◆ BRIEF
Look through the data below. Show each line where the string "Ocean" occurs.

◆ ENTRIES SHOWN
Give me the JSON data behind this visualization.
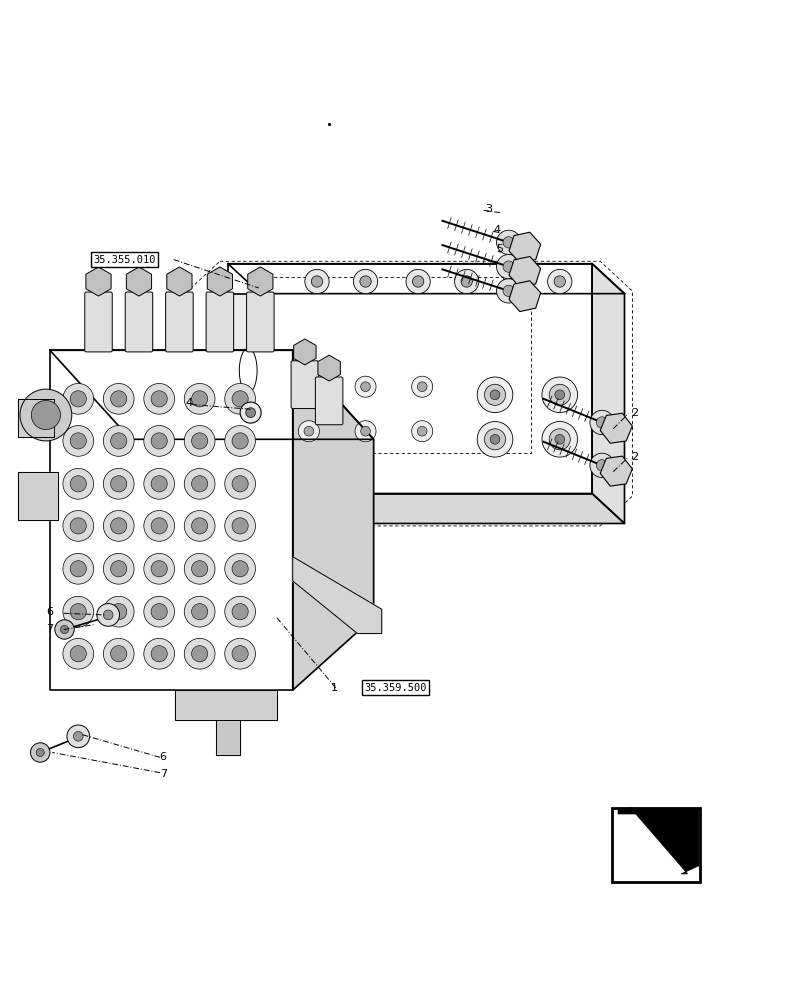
{
  "bg_color": "#ffffff",
  "line_color": "#000000",
  "figure_width": 8.12,
  "figure_height": 10.0,
  "dpi": 100,
  "labels": {
    "ref_35355010": "35.355.010",
    "ref_35359500": "35.359.500",
    "num1": "1",
    "num2": "2",
    "num3": "3",
    "num4": "4",
    "num5": "5",
    "num6": "6",
    "num7": "7"
  }
}
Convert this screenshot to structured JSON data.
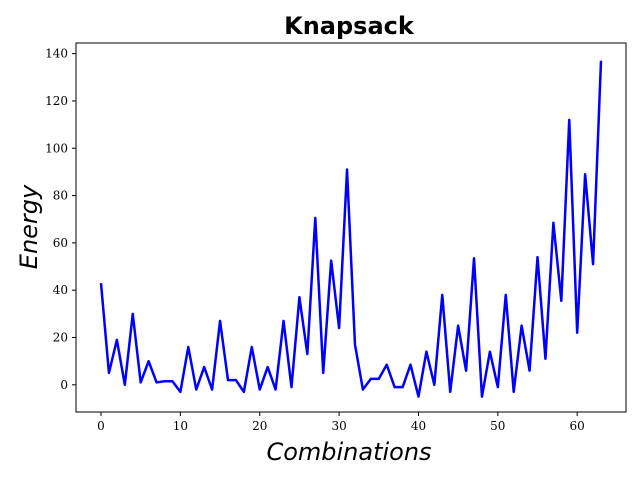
{
  "chart_data": {
    "type": "line",
    "title": "Knapsack",
    "xlabel": "Combinations",
    "ylabel": "Energy",
    "xlim": [
      -3.15,
      66.15
    ],
    "ylim": [
      -11.5,
      144.5
    ],
    "xticks": [
      0,
      10,
      20,
      30,
      40,
      50,
      60
    ],
    "yticks": [
      0,
      20,
      40,
      60,
      80,
      100,
      120,
      140
    ],
    "grid": false,
    "series": [
      {
        "color": "#0000ff",
        "x": [
          0,
          1,
          2,
          3,
          4,
          5,
          6,
          7,
          8,
          9,
          10,
          11,
          12,
          13,
          14,
          15,
          16,
          17,
          18,
          19,
          20,
          21,
          22,
          23,
          24,
          25,
          26,
          27,
          28,
          29,
          30,
          31,
          32,
          33,
          34,
          35,
          36,
          37,
          38,
          39,
          40,
          41,
          42,
          43,
          44,
          45,
          46,
          47,
          48,
          49,
          50,
          51,
          52,
          53,
          54,
          55,
          56,
          57,
          58,
          59,
          60,
          61,
          62,
          63
        ],
        "values": [
          43,
          5,
          19,
          0,
          30,
          1,
          10,
          1,
          1.5,
          1.5,
          -3,
          16,
          -2,
          7.5,
          -2,
          27,
          2,
          2,
          -3,
          16,
          -2,
          7.5,
          -2,
          27,
          -1,
          37,
          13,
          70.5,
          5,
          52.5,
          24,
          91,
          17,
          -2,
          2.5,
          2.5,
          8.5,
          -1,
          -1,
          8.5,
          -5,
          14,
          0,
          38,
          -3,
          25,
          6,
          53.5,
          -5,
          14,
          -1,
          38,
          -3,
          25,
          6,
          54,
          11,
          68.5,
          35.5,
          112,
          22,
          89,
          51,
          137
        ]
      }
    ]
  }
}
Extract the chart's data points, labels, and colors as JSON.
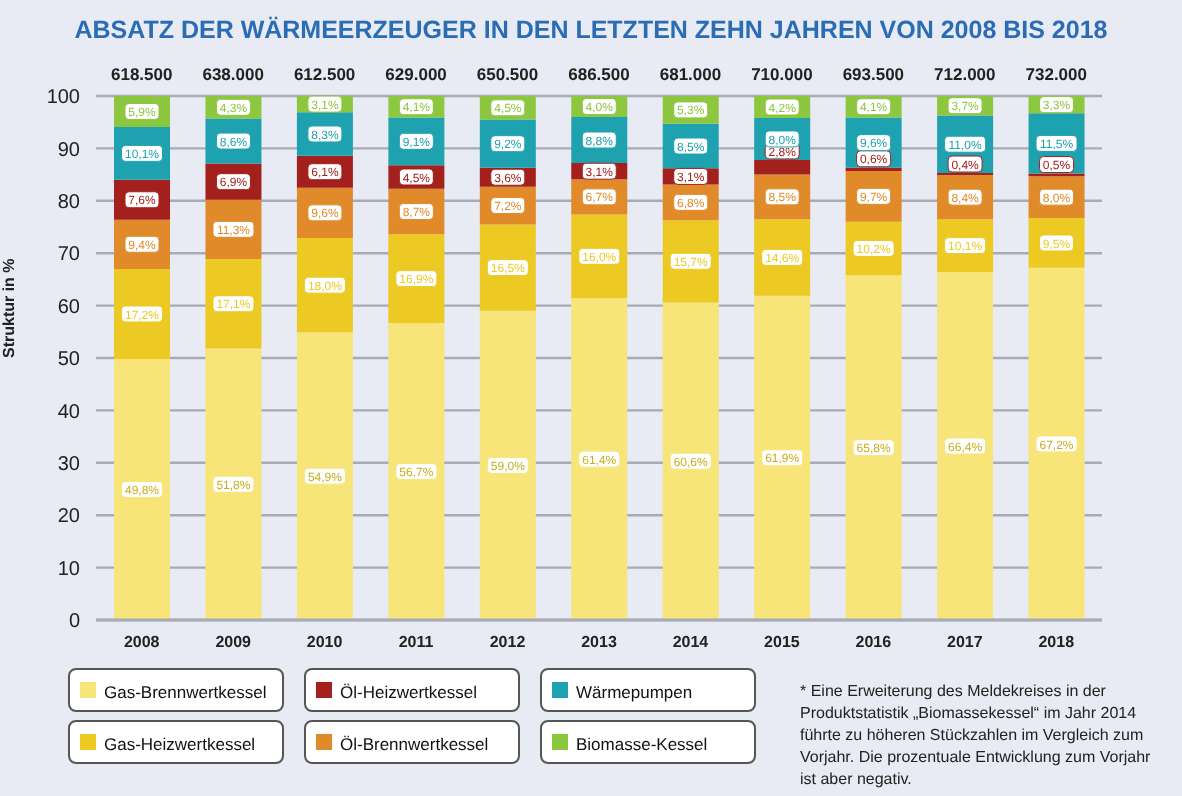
{
  "chart_data": {
    "type": "bar",
    "title": "ABSATZ DER WÄRMEERZEUGER IN DEN LETZTEN ZEHN JAHREN VON 2008 BIS 2018",
    "ylabel": "Struktur in %",
    "categories": [
      "2008",
      "2009",
      "2010",
      "2011",
      "2012",
      "2013",
      "2014",
      "2015",
      "2016",
      "2017",
      "2018"
    ],
    "stacked": true,
    "ylim": [
      0,
      100
    ],
    "yticks": [
      0,
      10,
      20,
      30,
      40,
      50,
      60,
      70,
      80,
      90,
      100
    ],
    "grid": "y",
    "legend": "bottom left",
    "series": [
      {
        "name": "Gas-Brennwertkessel",
        "color": "#f7e57a",
        "values": [
          49.8,
          51.8,
          54.9,
          56.7,
          59.0,
          61.4,
          60.6,
          61.9,
          65.8,
          66.4,
          67.2
        ],
        "value_labels": [
          "49,8%",
          "51,8%",
          "54,9%",
          "56,7%",
          "59,0%",
          "61,4%",
          "60,6%",
          "61,9%",
          "65,8%",
          "66,4%",
          "67,2%"
        ]
      },
      {
        "name": "Gas-Heizwertkessel",
        "color": "#ecc923",
        "values": [
          17.2,
          17.1,
          18.0,
          16.9,
          16.5,
          16.0,
          15.7,
          14.6,
          10.2,
          10.1,
          9.5
        ],
        "value_labels": [
          "17,2%",
          "17,1%",
          "18,0%",
          "16,9%",
          "16,5%",
          "16,0%",
          "15,7%",
          "14,6%",
          "10,2%",
          "10,1%",
          "9,5%"
        ]
      },
      {
        "name": "Öl-Brennwertkessel",
        "color": "#e08a2a",
        "values": [
          9.4,
          11.3,
          9.6,
          8.7,
          7.2,
          6.7,
          6.8,
          8.5,
          9.7,
          8.4,
          8.0
        ],
        "value_labels": [
          "9,4%",
          "11,3%",
          "9,6%",
          "8,7%",
          "7,2%",
          "6,7%",
          "6,8%",
          "8,5%",
          "9,7%",
          "8,4%",
          "8,0%"
        ]
      },
      {
        "name": "Öl-Heizwertkessel",
        "color": "#a3201d",
        "values": [
          7.6,
          6.9,
          6.1,
          4.5,
          3.6,
          3.1,
          3.1,
          2.8,
          0.6,
          0.4,
          0.5
        ],
        "value_labels": [
          "7,6%",
          "6,9%",
          "6,1%",
          "4,5%",
          "3,6%",
          "3,1%",
          "3,1%",
          "2,8%",
          "0,6%",
          "0,4%",
          "0,5%"
        ]
      },
      {
        "name": "Wärmepumpen",
        "color": "#1fa2b0",
        "values": [
          10.1,
          8.6,
          8.3,
          9.1,
          9.2,
          8.8,
          8.5,
          8.0,
          9.6,
          11.0,
          11.5
        ],
        "value_labels": [
          "10,1%",
          "8,6%",
          "8,3%",
          "9,1%",
          "9,2%",
          "8,8%",
          "8,5%",
          "8,0%",
          "9,6%",
          "11,0%",
          "11,5%"
        ]
      },
      {
        "name": "Biomasse-Kessel",
        "color": "#8dc63f",
        "values": [
          5.9,
          4.3,
          3.1,
          4.1,
          4.5,
          4.0,
          5.3,
          4.2,
          4.1,
          3.7,
          3.3
        ],
        "value_labels": [
          "5,9%",
          "4,3%",
          "3,1%",
          "4,1%",
          "4,5%",
          "4,0%",
          "5,3%",
          "4,2%",
          "4,1%",
          "3,7%",
          "3,3%"
        ]
      }
    ],
    "annotations": [
      "618.500",
      "638.000",
      "612.500",
      "629.000",
      "650.500",
      "686.500",
      "681.000",
      "710.000",
      "693.500",
      "712.000",
      "732.000",
      "* Eine Erweiterung des Meldekreises in der Produktstatistik „Biomassekessel“ im Jahr 2014 führte zu höheren Stückzahlen im Vergleich zum Vorjahr. Die prozentuale Entwicklung zum Vorjahr ist aber negativ."
    ]
  }
}
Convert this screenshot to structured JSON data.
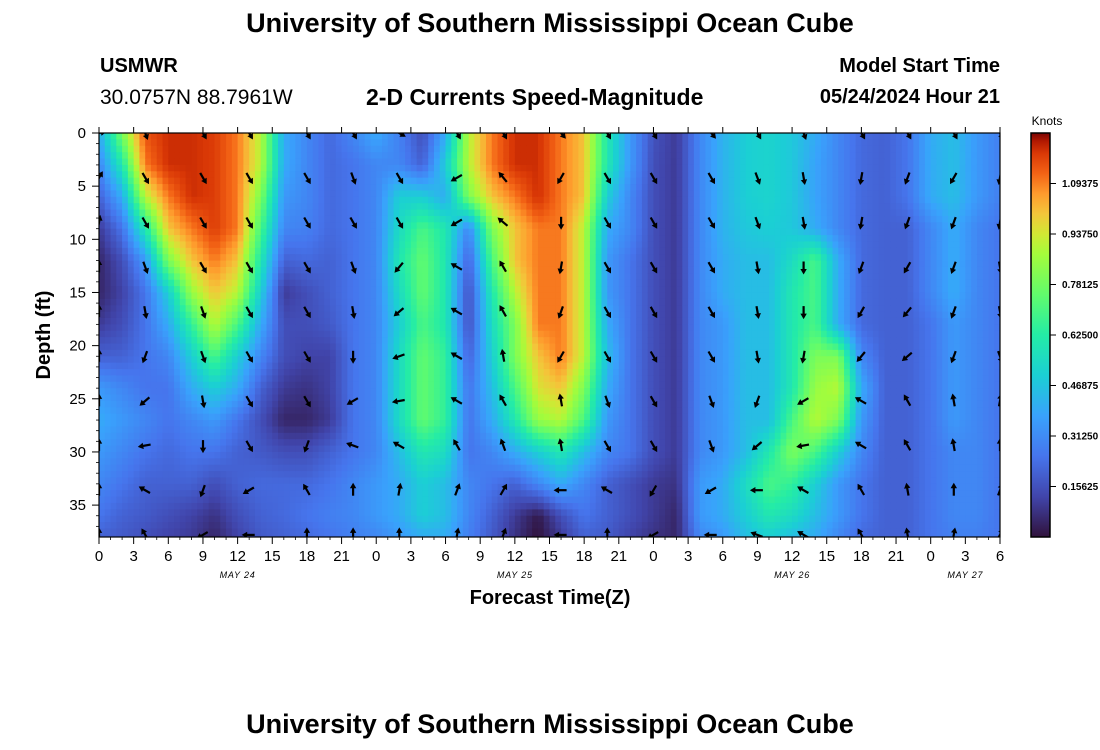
{
  "titles": {
    "main": "University of Southern Mississippi Ocean Cube",
    "repeat": "University of Southern Mississippi Ocean Cube"
  },
  "station": {
    "name": "USMWR",
    "coords": "30.0757N  88.7961W"
  },
  "model_start": {
    "label": "Model Start Time",
    "value": "05/24/2024 Hour 21"
  },
  "chart_data": {
    "type": "heatmap",
    "title": "2-D Currents Speed-Magnitude",
    "xlabel": "Forecast Time(Z)",
    "ylabel": "Depth (ft)",
    "xlim": [
      0,
      78
    ],
    "ylim": [
      0,
      38
    ],
    "x_ticks": [
      {
        "h": 0,
        "label": "0"
      },
      {
        "h": 3,
        "label": "3"
      },
      {
        "h": 6,
        "label": "6"
      },
      {
        "h": 9,
        "label": "9"
      },
      {
        "h": 12,
        "label": "12"
      },
      {
        "h": 15,
        "label": "15"
      },
      {
        "h": 18,
        "label": "18"
      },
      {
        "h": 21,
        "label": "21"
      },
      {
        "h": 24,
        "label": "0"
      },
      {
        "h": 27,
        "label": "3"
      },
      {
        "h": 30,
        "label": "6"
      },
      {
        "h": 33,
        "label": "9"
      },
      {
        "h": 36,
        "label": "12"
      },
      {
        "h": 39,
        "label": "15"
      },
      {
        "h": 42,
        "label": "18"
      },
      {
        "h": 45,
        "label": "21"
      },
      {
        "h": 48,
        "label": "0"
      },
      {
        "h": 51,
        "label": "3"
      },
      {
        "h": 54,
        "label": "6"
      },
      {
        "h": 57,
        "label": "9"
      },
      {
        "h": 60,
        "label": "12"
      },
      {
        "h": 63,
        "label": "15"
      },
      {
        "h": 66,
        "label": "18"
      },
      {
        "h": 69,
        "label": "21"
      },
      {
        "h": 72,
        "label": "0"
      },
      {
        "h": 75,
        "label": "3"
      },
      {
        "h": 78,
        "label": "6"
      }
    ],
    "y_ticks": [
      {
        "d": 0,
        "label": "0"
      },
      {
        "d": 5,
        "label": "5"
      },
      {
        "d": 10,
        "label": "10"
      },
      {
        "d": 15,
        "label": "15"
      },
      {
        "d": 20,
        "label": "20"
      },
      {
        "d": 25,
        "label": "25"
      },
      {
        "d": 30,
        "label": "30"
      },
      {
        "d": 35,
        "label": "35"
      }
    ],
    "day_labels": [
      {
        "h": 12,
        "label": "MAY 24"
      },
      {
        "h": 36,
        "label": "MAY 25"
      },
      {
        "h": 60,
        "label": "MAY 26"
      },
      {
        "h": 75,
        "label": "MAY 27"
      }
    ],
    "colorbar": {
      "unit": "Knots",
      "range": [
        0,
        1.25
      ],
      "ticks": [
        {
          "v": 0.15625,
          "label": "0.15625"
        },
        {
          "v": 0.3125,
          "label": "0.31250"
        },
        {
          "v": 0.46875,
          "label": "0.46875"
        },
        {
          "v": 0.625,
          "label": "0.62500"
        },
        {
          "v": 0.78125,
          "label": "0.78125"
        },
        {
          "v": 0.9375,
          "label": "0.93750"
        },
        {
          "v": 1.09375,
          "label": "1.09375"
        }
      ]
    },
    "grid": {
      "x_hours": [
        0,
        2,
        4,
        6,
        8,
        10,
        12,
        14,
        16,
        18,
        20,
        22,
        24,
        26,
        28,
        30,
        32,
        34,
        36,
        38,
        40,
        42,
        44,
        46,
        48,
        50,
        52,
        54,
        56,
        58,
        60,
        62,
        64,
        66,
        68,
        70,
        72,
        74,
        76,
        78
      ],
      "depths_ft": [
        0,
        3,
        6,
        9,
        12,
        15,
        18,
        21,
        24,
        27,
        30,
        33,
        36,
        38
      ],
      "speed_knots": [
        [
          0.4,
          0.8,
          1.15,
          1.2,
          1.2,
          1.18,
          1.1,
          0.9,
          0.4,
          0.3,
          0.22,
          0.3,
          0.4,
          0.28,
          0.15,
          0.4,
          0.9,
          1.1,
          1.2,
          1.2,
          1.1,
          1.0,
          0.6,
          0.35,
          0.16,
          0.1,
          0.3,
          0.42,
          0.5,
          0.52,
          0.48,
          0.4,
          0.3,
          0.22,
          0.2,
          0.25,
          0.4,
          0.45,
          0.35,
          0.28
        ],
        [
          0.3,
          0.6,
          1.1,
          1.2,
          1.2,
          1.18,
          1.1,
          0.9,
          0.4,
          0.3,
          0.22,
          0.25,
          0.3,
          0.3,
          0.2,
          0.5,
          0.9,
          1.1,
          1.2,
          1.2,
          1.1,
          1.0,
          0.6,
          0.35,
          0.15,
          0.1,
          0.3,
          0.42,
          0.5,
          0.52,
          0.48,
          0.38,
          0.3,
          0.22,
          0.2,
          0.25,
          0.4,
          0.45,
          0.35,
          0.28
        ],
        [
          0.2,
          0.4,
          0.9,
          1.1,
          1.2,
          1.18,
          1.1,
          0.8,
          0.35,
          0.3,
          0.22,
          0.25,
          0.3,
          0.5,
          0.5,
          0.4,
          0.8,
          1.0,
          1.1,
          1.2,
          1.1,
          1.0,
          0.5,
          0.3,
          0.15,
          0.1,
          0.3,
          0.42,
          0.5,
          0.52,
          0.48,
          0.38,
          0.3,
          0.22,
          0.2,
          0.25,
          0.4,
          0.45,
          0.35,
          0.28
        ],
        [
          0.1,
          0.25,
          0.6,
          1.0,
          1.1,
          1.18,
          1.1,
          0.7,
          0.3,
          0.28,
          0.22,
          0.25,
          0.3,
          0.55,
          0.7,
          0.6,
          0.3,
          0.8,
          1.0,
          1.1,
          1.1,
          0.9,
          0.4,
          0.3,
          0.15,
          0.1,
          0.3,
          0.42,
          0.48,
          0.5,
          0.48,
          0.4,
          0.3,
          0.22,
          0.2,
          0.2,
          0.3,
          0.4,
          0.3,
          0.25
        ],
        [
          0.05,
          0.15,
          0.35,
          0.8,
          1.0,
          1.1,
          1.0,
          0.6,
          0.2,
          0.22,
          0.2,
          0.25,
          0.3,
          0.6,
          0.75,
          0.6,
          0.2,
          0.7,
          1.0,
          1.1,
          1.1,
          0.9,
          0.35,
          0.25,
          0.15,
          0.1,
          0.3,
          0.4,
          0.45,
          0.45,
          0.55,
          0.7,
          0.4,
          0.22,
          0.2,
          0.2,
          0.3,
          0.4,
          0.3,
          0.25
        ],
        [
          0.05,
          0.12,
          0.25,
          0.5,
          0.85,
          1.0,
          0.9,
          0.5,
          0.1,
          0.15,
          0.2,
          0.25,
          0.3,
          0.55,
          0.75,
          0.6,
          0.15,
          0.6,
          0.9,
          1.1,
          1.1,
          0.9,
          0.35,
          0.25,
          0.15,
          0.1,
          0.3,
          0.4,
          0.45,
          0.45,
          0.6,
          0.7,
          0.4,
          0.22,
          0.2,
          0.2,
          0.3,
          0.4,
          0.3,
          0.25
        ],
        [
          0.1,
          0.15,
          0.25,
          0.4,
          0.65,
          0.9,
          0.7,
          0.4,
          0.15,
          0.15,
          0.18,
          0.25,
          0.3,
          0.5,
          0.7,
          0.6,
          0.15,
          0.55,
          0.8,
          1.1,
          1.1,
          0.9,
          0.4,
          0.25,
          0.15,
          0.1,
          0.3,
          0.35,
          0.45,
          0.45,
          0.6,
          0.7,
          0.4,
          0.22,
          0.2,
          0.2,
          0.25,
          0.35,
          0.3,
          0.25
        ],
        [
          0.2,
          0.2,
          0.25,
          0.3,
          0.5,
          0.7,
          0.5,
          0.3,
          0.15,
          0.12,
          0.12,
          0.25,
          0.3,
          0.55,
          0.75,
          0.65,
          0.2,
          0.5,
          0.8,
          1.0,
          1.1,
          0.9,
          0.45,
          0.25,
          0.15,
          0.1,
          0.3,
          0.35,
          0.45,
          0.45,
          0.6,
          0.8,
          0.8,
          0.3,
          0.2,
          0.2,
          0.25,
          0.35,
          0.3,
          0.25
        ],
        [
          0.35,
          0.3,
          0.25,
          0.25,
          0.4,
          0.5,
          0.4,
          0.2,
          0.1,
          0.08,
          0.12,
          0.25,
          0.3,
          0.55,
          0.75,
          0.65,
          0.25,
          0.45,
          0.7,
          0.95,
          1.0,
          0.8,
          0.4,
          0.25,
          0.15,
          0.1,
          0.3,
          0.35,
          0.45,
          0.45,
          0.6,
          0.85,
          0.9,
          0.4,
          0.2,
          0.2,
          0.25,
          0.35,
          0.3,
          0.25
        ],
        [
          0.4,
          0.35,
          0.3,
          0.25,
          0.3,
          0.35,
          0.25,
          0.15,
          0.05,
          0.05,
          0.1,
          0.25,
          0.3,
          0.55,
          0.75,
          0.65,
          0.25,
          0.4,
          0.6,
          0.85,
          0.9,
          0.7,
          0.35,
          0.25,
          0.15,
          0.1,
          0.3,
          0.35,
          0.45,
          0.45,
          0.7,
          0.9,
          0.8,
          0.35,
          0.2,
          0.2,
          0.25,
          0.35,
          0.3,
          0.25
        ],
        [
          0.35,
          0.3,
          0.25,
          0.22,
          0.25,
          0.25,
          0.2,
          0.18,
          0.15,
          0.15,
          0.2,
          0.25,
          0.3,
          0.45,
          0.6,
          0.55,
          0.25,
          0.3,
          0.4,
          0.5,
          0.6,
          0.45,
          0.3,
          0.25,
          0.15,
          0.1,
          0.3,
          0.35,
          0.45,
          0.6,
          0.8,
          0.7,
          0.5,
          0.3,
          0.2,
          0.2,
          0.25,
          0.3,
          0.3,
          0.25
        ],
        [
          0.3,
          0.25,
          0.2,
          0.2,
          0.2,
          0.15,
          0.2,
          0.22,
          0.22,
          0.22,
          0.25,
          0.3,
          0.35,
          0.4,
          0.5,
          0.45,
          0.3,
          0.25,
          0.2,
          0.3,
          0.4,
          0.3,
          0.2,
          0.15,
          0.1,
          0.08,
          0.35,
          0.4,
          0.55,
          0.7,
          0.65,
          0.5,
          0.35,
          0.25,
          0.2,
          0.2,
          0.25,
          0.3,
          0.3,
          0.25
        ],
        [
          0.25,
          0.2,
          0.18,
          0.15,
          0.12,
          0.08,
          0.15,
          0.2,
          0.22,
          0.25,
          0.28,
          0.3,
          0.35,
          0.4,
          0.5,
          0.45,
          0.3,
          0.2,
          0.1,
          0.02,
          0.15,
          0.25,
          0.2,
          0.15,
          0.1,
          0.05,
          0.35,
          0.4,
          0.5,
          0.6,
          0.55,
          0.45,
          0.35,
          0.25,
          0.2,
          0.2,
          0.25,
          0.3,
          0.3,
          0.25
        ],
        [
          0.2,
          0.18,
          0.15,
          0.12,
          0.1,
          0.05,
          0.12,
          0.18,
          0.2,
          0.22,
          0.25,
          0.28,
          0.3,
          0.35,
          0.4,
          0.4,
          0.28,
          0.18,
          0.08,
          0.0,
          0.1,
          0.2,
          0.18,
          0.12,
          0.08,
          0.05,
          0.3,
          0.35,
          0.45,
          0.5,
          0.45,
          0.4,
          0.3,
          0.22,
          0.2,
          0.2,
          0.25,
          0.28,
          0.28,
          0.25
        ]
      ],
      "arrow_hours": [
        0,
        4,
        9,
        13,
        18,
        22,
        26,
        31,
        35,
        40,
        44,
        48,
        53,
        57,
        61,
        66,
        70,
        74,
        78
      ],
      "arrow_depths_ft": [
        0,
        4.2,
        8.4,
        12.6,
        16.8,
        21,
        25.2,
        29.4,
        33.6,
        37.8
      ],
      "arrow_direction_deg": [
        [
          80,
          160,
          150,
          150,
          150,
          150,
          120,
          150,
          150,
          140,
          150,
          150,
          140,
          150,
          160,
          150,
          150,
          150,
          150
        ],
        [
          30,
          150,
          150,
          150,
          150,
          160,
          150,
          240,
          320,
          210,
          150,
          150,
          150,
          160,
          170,
          190,
          200,
          210,
          190
        ],
        [
          10,
          150,
          150,
          150,
          150,
          150,
          150,
          240,
          310,
          180,
          150,
          150,
          150,
          160,
          170,
          190,
          200,
          200,
          190
        ],
        [
          0,
          160,
          150,
          150,
          150,
          160,
          220,
          300,
          330,
          190,
          150,
          150,
          150,
          170,
          180,
          200,
          210,
          200,
          170
        ],
        [
          0,
          170,
          160,
          150,
          150,
          170,
          230,
          300,
          330,
          200,
          150,
          150,
          150,
          170,
          180,
          210,
          220,
          200,
          170
        ],
        [
          0,
          200,
          160,
          150,
          150,
          180,
          250,
          300,
          350,
          210,
          150,
          150,
          150,
          170,
          190,
          220,
          230,
          200,
          160
        ],
        [
          0,
          230,
          170,
          150,
          150,
          240,
          260,
          300,
          330,
          350,
          160,
          150,
          160,
          200,
          240,
          300,
          330,
          350,
          10
        ],
        [
          0,
          260,
          180,
          150,
          200,
          290,
          300,
          330,
          340,
          350,
          150,
          150,
          160,
          230,
          260,
          300,
          330,
          350,
          0
        ],
        [
          0,
          300,
          200,
          240,
          330,
          0,
          10,
          20,
          30,
          270,
          300,
          210,
          240,
          270,
          300,
          330,
          350,
          0,
          20
        ],
        [
          0,
          330,
          240,
          270,
          0,
          0,
          0,
          10,
          20,
          270,
          0,
          240,
          270,
          290,
          300,
          330,
          350,
          10,
          30
        ]
      ]
    }
  }
}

◆ EXERCISE RESPONSE
    "main": "University of Southern Mississippi Ocean Cube",
    "repeat": "University of Southern Mississippi Ocean Cube"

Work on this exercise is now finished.